Items from a figure collection:
□ □ □

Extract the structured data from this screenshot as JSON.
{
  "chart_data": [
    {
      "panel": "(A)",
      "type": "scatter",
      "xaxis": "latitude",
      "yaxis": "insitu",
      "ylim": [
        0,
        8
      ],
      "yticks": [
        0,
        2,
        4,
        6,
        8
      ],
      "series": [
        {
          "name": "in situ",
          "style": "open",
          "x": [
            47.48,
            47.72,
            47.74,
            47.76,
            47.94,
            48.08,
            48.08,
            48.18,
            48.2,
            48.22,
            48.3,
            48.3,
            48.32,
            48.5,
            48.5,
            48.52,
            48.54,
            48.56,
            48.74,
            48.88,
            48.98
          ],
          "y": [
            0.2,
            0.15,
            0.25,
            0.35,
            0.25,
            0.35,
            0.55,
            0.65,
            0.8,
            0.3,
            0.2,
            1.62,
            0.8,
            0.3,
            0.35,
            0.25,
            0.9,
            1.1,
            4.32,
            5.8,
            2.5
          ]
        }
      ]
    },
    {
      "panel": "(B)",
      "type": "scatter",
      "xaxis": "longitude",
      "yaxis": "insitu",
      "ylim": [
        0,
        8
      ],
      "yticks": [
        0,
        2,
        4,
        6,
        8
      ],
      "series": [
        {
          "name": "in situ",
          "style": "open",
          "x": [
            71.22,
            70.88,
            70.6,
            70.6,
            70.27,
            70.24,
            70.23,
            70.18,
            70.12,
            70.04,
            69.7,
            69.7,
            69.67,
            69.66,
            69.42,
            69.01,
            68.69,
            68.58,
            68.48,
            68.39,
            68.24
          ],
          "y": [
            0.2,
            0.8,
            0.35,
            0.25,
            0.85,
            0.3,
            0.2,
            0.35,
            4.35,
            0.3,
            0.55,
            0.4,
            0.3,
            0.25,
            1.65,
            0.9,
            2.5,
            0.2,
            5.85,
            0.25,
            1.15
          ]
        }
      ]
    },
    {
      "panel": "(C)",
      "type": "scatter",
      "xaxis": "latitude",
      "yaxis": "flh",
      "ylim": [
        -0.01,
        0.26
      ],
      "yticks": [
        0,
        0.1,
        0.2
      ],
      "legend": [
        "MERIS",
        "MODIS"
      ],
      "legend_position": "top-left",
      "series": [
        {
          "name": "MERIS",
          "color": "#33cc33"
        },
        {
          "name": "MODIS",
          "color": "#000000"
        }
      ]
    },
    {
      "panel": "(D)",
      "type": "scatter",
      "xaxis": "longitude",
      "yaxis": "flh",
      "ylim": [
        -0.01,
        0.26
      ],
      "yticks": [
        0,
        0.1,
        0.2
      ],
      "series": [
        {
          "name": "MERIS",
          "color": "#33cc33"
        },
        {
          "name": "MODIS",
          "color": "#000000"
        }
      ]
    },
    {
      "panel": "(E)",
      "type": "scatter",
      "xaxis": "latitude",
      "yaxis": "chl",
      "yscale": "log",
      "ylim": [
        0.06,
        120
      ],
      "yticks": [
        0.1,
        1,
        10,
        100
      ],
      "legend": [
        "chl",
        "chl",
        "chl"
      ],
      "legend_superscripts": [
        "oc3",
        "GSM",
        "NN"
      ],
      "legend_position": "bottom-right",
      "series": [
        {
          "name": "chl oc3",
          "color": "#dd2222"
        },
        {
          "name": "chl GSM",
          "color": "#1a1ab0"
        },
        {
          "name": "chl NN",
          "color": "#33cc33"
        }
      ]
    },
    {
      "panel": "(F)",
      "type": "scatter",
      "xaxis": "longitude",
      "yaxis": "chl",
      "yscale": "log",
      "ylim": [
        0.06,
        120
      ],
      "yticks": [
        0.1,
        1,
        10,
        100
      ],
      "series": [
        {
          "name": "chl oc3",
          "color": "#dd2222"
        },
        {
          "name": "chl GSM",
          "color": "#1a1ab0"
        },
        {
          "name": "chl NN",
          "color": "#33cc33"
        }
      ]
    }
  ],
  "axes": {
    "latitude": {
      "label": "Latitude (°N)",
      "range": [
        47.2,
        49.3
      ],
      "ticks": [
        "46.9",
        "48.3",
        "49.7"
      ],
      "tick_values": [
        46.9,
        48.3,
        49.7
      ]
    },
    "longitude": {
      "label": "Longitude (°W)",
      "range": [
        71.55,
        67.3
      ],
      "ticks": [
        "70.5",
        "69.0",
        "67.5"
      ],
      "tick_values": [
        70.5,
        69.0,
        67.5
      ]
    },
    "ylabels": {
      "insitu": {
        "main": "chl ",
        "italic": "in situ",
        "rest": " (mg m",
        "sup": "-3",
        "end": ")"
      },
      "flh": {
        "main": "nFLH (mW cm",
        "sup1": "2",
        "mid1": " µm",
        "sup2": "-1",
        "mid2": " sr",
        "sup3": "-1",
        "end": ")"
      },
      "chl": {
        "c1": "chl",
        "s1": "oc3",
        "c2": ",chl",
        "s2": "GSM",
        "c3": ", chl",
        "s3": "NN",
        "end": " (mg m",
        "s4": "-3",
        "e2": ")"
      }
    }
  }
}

□ □ □

■ **EXERCISE DIRECTIONS**:
Give the entries once more, exactly as they appear.

■ **COMPLETE ANSWER**:
Extract the structured data from this screenshot as JSON.
{
  "chart_data": [
    {
      "panel": "(A)",
      "type": "scatter",
      "xaxis": "latitude",
      "yaxis": "insitu",
      "ylim": [
        0,
        8
      ],
      "yticks": [
        0,
        2,
        4,
        6,
        8
      ],
      "series": [
        {
          "name": "in situ",
          "style": "open",
          "x": [
            47.48,
            47.72,
            47.74,
            47.76,
            47.94,
            48.08,
            48.08,
            48.18,
            48.2,
            48.22,
            48.3,
            48.3,
            48.32,
            48.5,
            48.5,
            48.52,
            48.54,
            48.56,
            48.74,
            48.88,
            48.98
          ],
          "y": [
            0.2,
            0.15,
            0.25,
            0.35,
            0.25,
            0.35,
            0.55,
            0.65,
            0.8,
            0.3,
            0.2,
            1.62,
            0.8,
            0.3,
            0.35,
            0.25,
            0.9,
            1.1,
            4.32,
            5.8,
            2.5
          ]
        }
      ]
    },
    {
      "panel": "(B)",
      "type": "scatter",
      "xaxis": "longitude",
      "yaxis": "insitu",
      "ylim": [
        0,
        8
      ],
      "yticks": [
        0,
        2,
        4,
        6,
        8
      ],
      "series": [
        {
          "name": "in situ",
          "style": "open",
          "x": [
            71.22,
            70.88,
            70.6,
            70.6,
            70.27,
            70.24,
            70.23,
            70.18,
            70.12,
            70.04,
            69.7,
            69.7,
            69.67,
            69.66,
            69.42,
            69.01,
            68.69,
            68.58,
            68.48,
            68.39,
            68.24
          ],
          "y": [
            0.2,
            0.8,
            0.35,
            0.25,
            0.85,
            0.3,
            0.2,
            0.35,
            4.35,
            0.3,
            0.55,
            0.4,
            0.3,
            0.25,
            1.65,
            0.9,
            2.5,
            0.2,
            5.85,
            0.25,
            1.15
          ]
        }
      ]
    },
    {
      "panel": "(C)",
      "type": "scatter",
      "xaxis": "latitude",
      "yaxis": "flh",
      "ylim": [
        -0.01,
        0.26
      ],
      "yticks": [
        0,
        0.1,
        0.2
      ],
      "legend": [
        "MERIS",
        "MODIS"
      ],
      "legend_position": "top-left",
      "series": [
        {
          "name": "MERIS",
          "color": "#33cc33"
        },
        {
          "name": "MODIS",
          "color": "#000000"
        }
      ]
    },
    {
      "panel": "(D)",
      "type": "scatter",
      "xaxis": "longitude",
      "yaxis": "flh",
      "ylim": [
        -0.01,
        0.26
      ],
      "yticks": [
        0,
        0.1,
        0.2
      ],
      "series": [
        {
          "name": "MERIS",
          "color": "#33cc33"
        },
        {
          "name": "MODIS",
          "color": "#000000"
        }
      ]
    },
    {
      "panel": "(E)",
      "type": "scatter",
      "xaxis": "latitude",
      "yaxis": "chl",
      "yscale": "log",
      "ylim": [
        0.06,
        120
      ],
      "yticks": [
        0.1,
        1,
        10,
        100
      ],
      "legend": [
        "chl",
        "chl",
        "chl"
      ],
      "legend_superscripts": [
        "oc3",
        "GSM",
        "NN"
      ],
      "legend_position": "bottom-right",
      "series": [
        {
          "name": "chl oc3",
          "color": "#dd2222"
        },
        {
          "name": "chl GSM",
          "color": "#1a1ab0"
        },
        {
          "name": "chl NN",
          "color": "#33cc33"
        }
      ]
    },
    {
      "panel": "(F)",
      "type": "scatter",
      "xaxis": "longitude",
      "yaxis": "chl",
      "yscale": "log",
      "ylim": [
        0.06,
        120
      ],
      "yticks": [
        0.1,
        1,
        10,
        100
      ],
      "series": [
        {
          "name": "chl oc3",
          "color": "#dd2222"
        },
        {
          "name": "chl GSM",
          "color": "#1a1ab0"
        },
        {
          "name": "chl NN",
          "color": "#33cc33"
        }
      ]
    }
  ],
  "axes": {
    "latitude": {
      "label": "Latitude (°N)",
      "range": [
        47.2,
        49.3
      ],
      "ticks": [
        "46.9",
        "48.3",
        "49.7"
      ],
      "tick_values": [
        46.9,
        48.3,
        49.7
      ]
    },
    "longitude": {
      "label": "Longitude (°W)",
      "range": [
        71.55,
        67.3
      ],
      "ticks": [
        "70.5",
        "69.0",
        "67.5"
      ],
      "tick_values": [
        70.5,
        69.0,
        67.5
      ]
    },
    "ylabels": {
      "insitu": {
        "main": "chl ",
        "italic": "in situ",
        "rest": " (mg m",
        "sup": "-3",
        "end": ")"
      },
      "flh": {
        "main": "nFLH (mW cm",
        "sup1": "2",
        "mid1": " µm",
        "sup2": "-1",
        "mid2": " sr",
        "sup3": "-1",
        "end": ")"
      },
      "chl": {
        "c1": "chl",
        "s1": "oc3",
        "c2": ",chl",
        "s2": "GSM",
        "c3": ", chl",
        "s3": "NN",
        "end": " (mg m",
        "s4": "-3",
        "e2": ")"
      }
    }
  }
}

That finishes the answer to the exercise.